Figure dataset records:
━━━━━━━━━━━━━━━━

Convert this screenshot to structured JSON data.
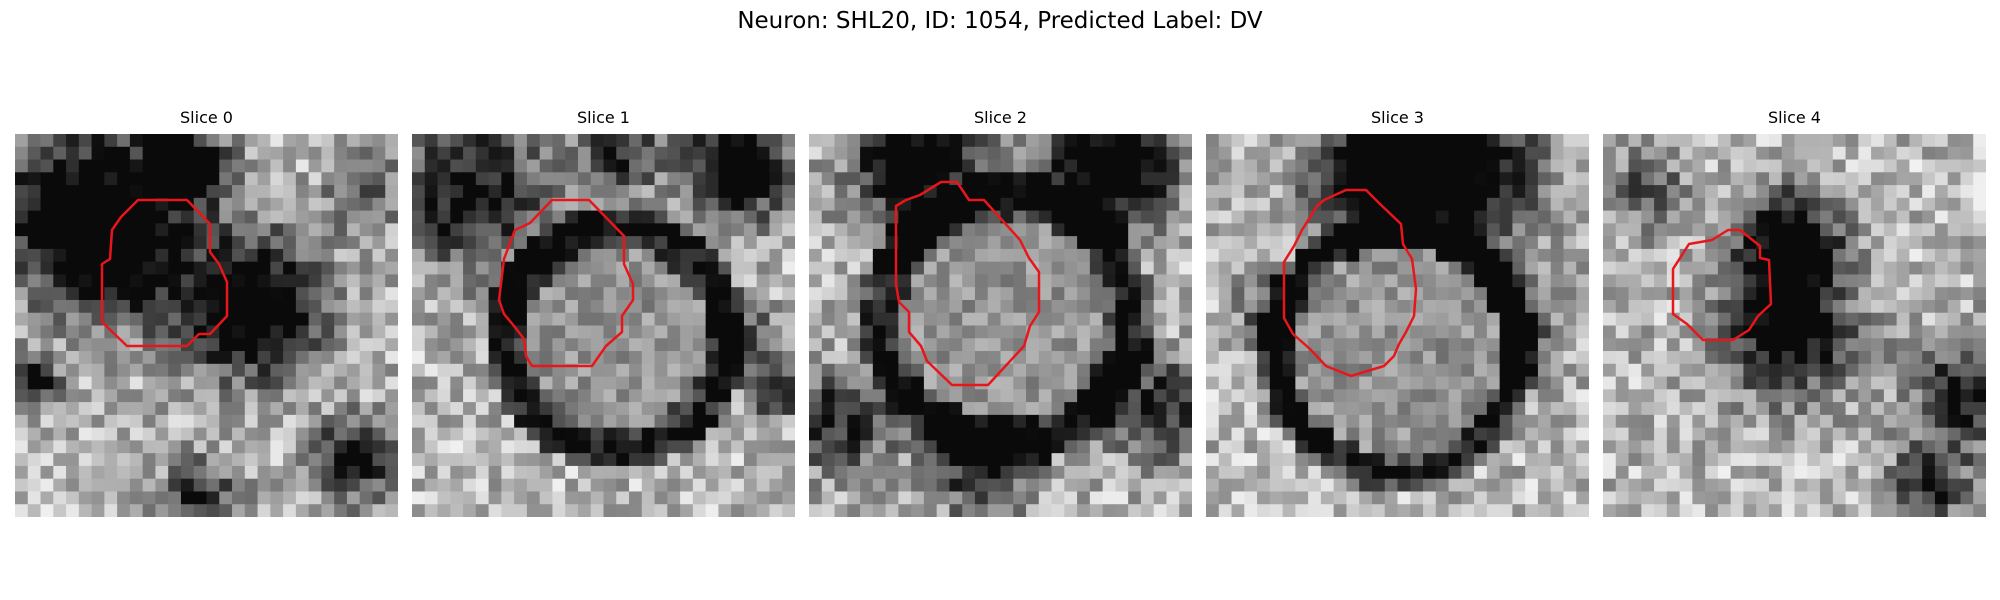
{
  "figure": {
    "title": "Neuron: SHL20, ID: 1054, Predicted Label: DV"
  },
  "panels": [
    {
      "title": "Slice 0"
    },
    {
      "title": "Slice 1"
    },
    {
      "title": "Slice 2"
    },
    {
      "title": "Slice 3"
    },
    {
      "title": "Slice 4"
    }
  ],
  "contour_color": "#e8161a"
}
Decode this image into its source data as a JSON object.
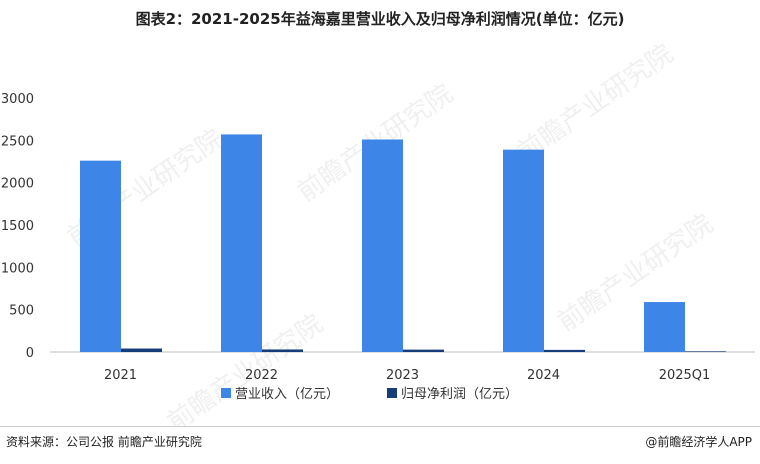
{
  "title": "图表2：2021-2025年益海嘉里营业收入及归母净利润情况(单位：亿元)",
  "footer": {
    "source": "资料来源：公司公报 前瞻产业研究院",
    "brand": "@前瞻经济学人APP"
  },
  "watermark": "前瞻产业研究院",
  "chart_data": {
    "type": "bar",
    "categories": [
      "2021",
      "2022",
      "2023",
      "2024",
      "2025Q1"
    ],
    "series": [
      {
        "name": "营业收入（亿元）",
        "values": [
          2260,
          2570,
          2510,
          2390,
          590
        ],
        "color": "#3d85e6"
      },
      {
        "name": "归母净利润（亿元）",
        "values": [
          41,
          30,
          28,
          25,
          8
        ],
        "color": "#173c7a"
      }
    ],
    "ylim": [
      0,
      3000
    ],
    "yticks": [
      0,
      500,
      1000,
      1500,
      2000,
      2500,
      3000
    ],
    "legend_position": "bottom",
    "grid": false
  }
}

━━━━━━━━━━━━━━━━

- YOUR TASK -
Copy every record above exactly, leaving out the pictures.

- SOLUTION FOR THIS TASK -
Convert this screenshot to structured JSON data.
{
  "figure": {
    "title": "Neuron: SHL20, ID: 1054, Predicted Label: DV"
  },
  "panels": [
    {
      "title": "Slice 0"
    },
    {
      "title": "Slice 1"
    },
    {
      "title": "Slice 2"
    },
    {
      "title": "Slice 3"
    },
    {
      "title": "Slice 4"
    }
  ],
  "contour_color": "#e8161a"
}
Decode this image into its source data as a JSON object.
{
  "title": "图表2：2021-2025年益海嘉里营业收入及归母净利润情况(单位：亿元)",
  "footer": {
    "source": "资料来源：公司公报 前瞻产业研究院",
    "brand": "@前瞻经济学人APP"
  },
  "watermark": "前瞻产业研究院",
  "chart_data": {
    "type": "bar",
    "categories": [
      "2021",
      "2022",
      "2023",
      "2024",
      "2025Q1"
    ],
    "series": [
      {
        "name": "营业收入（亿元）",
        "values": [
          2260,
          2570,
          2510,
          2390,
          590
        ],
        "color": "#3d85e6"
      },
      {
        "name": "归母净利润（亿元）",
        "values": [
          41,
          30,
          28,
          25,
          8
        ],
        "color": "#173c7a"
      }
    ],
    "ylim": [
      0,
      3000
    ],
    "yticks": [
      0,
      500,
      1000,
      1500,
      2000,
      2500,
      3000
    ],
    "legend_position": "bottom",
    "grid": false
  }
}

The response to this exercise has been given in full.